━━━━━ Raw records ━━━━━

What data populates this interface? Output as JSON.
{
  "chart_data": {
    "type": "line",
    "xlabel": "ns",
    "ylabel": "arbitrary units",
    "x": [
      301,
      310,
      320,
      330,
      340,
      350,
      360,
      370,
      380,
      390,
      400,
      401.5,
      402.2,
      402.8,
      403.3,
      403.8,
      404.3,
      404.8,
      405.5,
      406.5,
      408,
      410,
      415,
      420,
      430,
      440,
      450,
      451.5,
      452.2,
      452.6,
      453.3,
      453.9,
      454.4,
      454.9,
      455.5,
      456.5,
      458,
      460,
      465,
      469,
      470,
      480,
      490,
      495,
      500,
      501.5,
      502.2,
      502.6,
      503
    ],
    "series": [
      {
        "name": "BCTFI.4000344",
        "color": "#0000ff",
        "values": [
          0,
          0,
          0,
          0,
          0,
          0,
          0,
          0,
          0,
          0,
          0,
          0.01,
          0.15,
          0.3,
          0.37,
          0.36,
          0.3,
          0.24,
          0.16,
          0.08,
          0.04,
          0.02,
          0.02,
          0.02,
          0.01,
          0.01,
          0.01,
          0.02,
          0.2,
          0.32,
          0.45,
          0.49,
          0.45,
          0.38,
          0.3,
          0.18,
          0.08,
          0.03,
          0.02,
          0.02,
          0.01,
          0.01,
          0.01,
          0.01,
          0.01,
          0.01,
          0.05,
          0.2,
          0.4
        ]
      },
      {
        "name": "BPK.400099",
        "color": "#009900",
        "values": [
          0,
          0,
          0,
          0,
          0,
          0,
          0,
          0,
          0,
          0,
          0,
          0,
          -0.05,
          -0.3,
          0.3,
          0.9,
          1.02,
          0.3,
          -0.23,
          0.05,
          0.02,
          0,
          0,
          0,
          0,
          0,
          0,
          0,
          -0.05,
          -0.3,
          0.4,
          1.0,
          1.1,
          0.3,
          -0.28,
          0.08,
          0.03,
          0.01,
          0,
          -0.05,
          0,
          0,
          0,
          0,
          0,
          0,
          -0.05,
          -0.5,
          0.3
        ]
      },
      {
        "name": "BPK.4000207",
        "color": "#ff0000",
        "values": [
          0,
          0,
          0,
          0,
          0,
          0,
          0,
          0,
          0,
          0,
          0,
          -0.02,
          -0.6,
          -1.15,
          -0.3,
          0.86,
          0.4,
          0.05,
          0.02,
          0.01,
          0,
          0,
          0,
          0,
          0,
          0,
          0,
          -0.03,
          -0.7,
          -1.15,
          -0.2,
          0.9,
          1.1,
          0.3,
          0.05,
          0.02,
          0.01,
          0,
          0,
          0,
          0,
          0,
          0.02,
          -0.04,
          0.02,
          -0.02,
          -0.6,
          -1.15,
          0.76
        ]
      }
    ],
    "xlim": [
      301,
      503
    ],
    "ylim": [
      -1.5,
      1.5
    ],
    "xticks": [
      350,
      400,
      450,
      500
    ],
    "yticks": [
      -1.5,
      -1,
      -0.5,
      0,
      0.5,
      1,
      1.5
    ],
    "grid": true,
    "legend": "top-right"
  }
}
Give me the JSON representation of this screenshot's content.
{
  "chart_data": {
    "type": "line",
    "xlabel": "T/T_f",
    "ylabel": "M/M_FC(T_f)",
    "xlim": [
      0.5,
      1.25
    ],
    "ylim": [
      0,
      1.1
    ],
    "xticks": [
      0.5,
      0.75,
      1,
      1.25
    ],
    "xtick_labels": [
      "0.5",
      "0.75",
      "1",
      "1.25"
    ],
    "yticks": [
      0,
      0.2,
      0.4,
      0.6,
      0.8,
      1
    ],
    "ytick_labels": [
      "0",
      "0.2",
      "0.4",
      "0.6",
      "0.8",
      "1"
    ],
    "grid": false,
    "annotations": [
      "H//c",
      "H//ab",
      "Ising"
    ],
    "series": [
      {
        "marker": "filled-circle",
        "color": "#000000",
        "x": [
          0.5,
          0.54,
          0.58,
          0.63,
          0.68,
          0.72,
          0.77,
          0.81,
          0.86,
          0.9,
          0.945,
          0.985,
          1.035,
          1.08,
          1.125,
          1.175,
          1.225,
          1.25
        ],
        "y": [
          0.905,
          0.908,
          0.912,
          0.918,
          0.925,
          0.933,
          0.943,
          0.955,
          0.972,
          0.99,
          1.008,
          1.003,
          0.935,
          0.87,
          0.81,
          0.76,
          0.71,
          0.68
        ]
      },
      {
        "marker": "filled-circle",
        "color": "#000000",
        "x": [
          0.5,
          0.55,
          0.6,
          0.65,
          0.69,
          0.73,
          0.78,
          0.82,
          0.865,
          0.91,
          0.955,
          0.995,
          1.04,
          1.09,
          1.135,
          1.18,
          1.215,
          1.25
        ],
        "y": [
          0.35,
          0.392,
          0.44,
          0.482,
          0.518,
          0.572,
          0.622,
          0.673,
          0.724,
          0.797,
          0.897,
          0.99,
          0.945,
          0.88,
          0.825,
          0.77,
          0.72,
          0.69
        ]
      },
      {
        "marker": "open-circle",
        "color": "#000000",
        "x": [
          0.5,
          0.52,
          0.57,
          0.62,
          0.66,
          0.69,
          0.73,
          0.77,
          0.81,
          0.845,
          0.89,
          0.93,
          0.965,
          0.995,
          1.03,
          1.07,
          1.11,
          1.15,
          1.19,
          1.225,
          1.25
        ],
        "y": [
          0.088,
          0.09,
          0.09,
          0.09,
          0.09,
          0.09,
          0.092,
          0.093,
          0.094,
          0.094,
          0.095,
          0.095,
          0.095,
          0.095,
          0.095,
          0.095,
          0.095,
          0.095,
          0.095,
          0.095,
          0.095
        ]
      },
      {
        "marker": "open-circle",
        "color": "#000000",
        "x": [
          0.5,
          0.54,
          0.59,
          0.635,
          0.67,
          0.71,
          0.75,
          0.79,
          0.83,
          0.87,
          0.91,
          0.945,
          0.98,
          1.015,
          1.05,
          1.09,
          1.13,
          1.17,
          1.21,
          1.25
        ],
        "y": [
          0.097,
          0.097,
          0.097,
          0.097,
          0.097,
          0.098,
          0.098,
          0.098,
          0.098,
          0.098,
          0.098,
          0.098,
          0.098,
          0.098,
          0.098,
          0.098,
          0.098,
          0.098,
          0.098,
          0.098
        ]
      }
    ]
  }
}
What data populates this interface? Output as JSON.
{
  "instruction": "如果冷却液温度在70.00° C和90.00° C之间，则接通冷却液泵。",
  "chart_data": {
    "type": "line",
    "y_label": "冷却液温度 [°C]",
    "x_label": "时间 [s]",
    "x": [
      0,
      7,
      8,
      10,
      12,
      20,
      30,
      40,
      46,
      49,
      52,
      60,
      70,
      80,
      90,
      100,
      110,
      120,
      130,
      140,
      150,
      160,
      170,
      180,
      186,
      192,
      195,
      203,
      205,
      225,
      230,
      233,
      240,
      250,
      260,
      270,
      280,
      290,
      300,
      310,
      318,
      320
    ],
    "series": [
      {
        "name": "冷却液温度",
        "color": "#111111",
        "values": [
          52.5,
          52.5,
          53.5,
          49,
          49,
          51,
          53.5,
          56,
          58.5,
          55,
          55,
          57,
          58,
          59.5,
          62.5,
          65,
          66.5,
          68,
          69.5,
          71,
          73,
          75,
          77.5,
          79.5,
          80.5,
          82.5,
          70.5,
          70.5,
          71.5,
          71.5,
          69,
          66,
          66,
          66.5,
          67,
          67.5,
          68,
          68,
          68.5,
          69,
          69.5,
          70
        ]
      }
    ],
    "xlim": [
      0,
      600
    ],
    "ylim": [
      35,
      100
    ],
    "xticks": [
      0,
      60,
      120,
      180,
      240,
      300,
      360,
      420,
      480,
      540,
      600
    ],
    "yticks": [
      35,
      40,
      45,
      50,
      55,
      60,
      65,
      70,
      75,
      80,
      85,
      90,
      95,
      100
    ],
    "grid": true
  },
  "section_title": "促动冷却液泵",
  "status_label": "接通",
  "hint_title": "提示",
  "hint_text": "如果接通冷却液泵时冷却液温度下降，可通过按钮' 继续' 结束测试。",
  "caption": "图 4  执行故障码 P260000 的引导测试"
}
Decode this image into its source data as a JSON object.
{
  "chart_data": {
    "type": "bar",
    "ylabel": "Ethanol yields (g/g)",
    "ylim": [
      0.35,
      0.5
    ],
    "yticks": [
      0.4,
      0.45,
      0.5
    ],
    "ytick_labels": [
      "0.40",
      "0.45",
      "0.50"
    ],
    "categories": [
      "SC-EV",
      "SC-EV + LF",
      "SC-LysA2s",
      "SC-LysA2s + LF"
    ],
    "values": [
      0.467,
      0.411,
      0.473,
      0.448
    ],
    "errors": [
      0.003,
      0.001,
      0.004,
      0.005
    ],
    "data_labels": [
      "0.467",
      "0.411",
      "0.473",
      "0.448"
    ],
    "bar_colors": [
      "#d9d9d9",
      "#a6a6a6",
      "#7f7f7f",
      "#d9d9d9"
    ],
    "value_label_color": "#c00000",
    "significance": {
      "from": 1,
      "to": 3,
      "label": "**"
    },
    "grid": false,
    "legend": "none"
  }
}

━━━━━

▶ [Aim of the task]
Each line from the one containing "Decode this image" to the end of the listing above should be copied exactly, and nothing else.

▶ [Result]
Decode this image into its source data as a JSON object.
{
  "chart_data": {
    "type": "bar",
    "ylabel": "Ethanol yields (g/g)",
    "ylim": [
      0.35,
      0.5
    ],
    "yticks": [
      0.4,
      0.45,
      0.5
    ],
    "ytick_labels": [
      "0.40",
      "0.45",
      "0.50"
    ],
    "categories": [
      "SC-EV",
      "SC-EV + LF",
      "SC-LysA2s",
      "SC-LysA2s + LF"
    ],
    "values": [
      0.467,
      0.411,
      0.473,
      0.448
    ],
    "errors": [
      0.003,
      0.001,
      0.004,
      0.005
    ],
    "data_labels": [
      "0.467",
      "0.411",
      "0.473",
      "0.448"
    ],
    "bar_colors": [
      "#d9d9d9",
      "#a6a6a6",
      "#7f7f7f",
      "#d9d9d9"
    ],
    "value_label_color": "#c00000",
    "significance": {
      "from": 1,
      "to": 3,
      "label": "**"
    },
    "grid": false,
    "legend": "none"
  }
}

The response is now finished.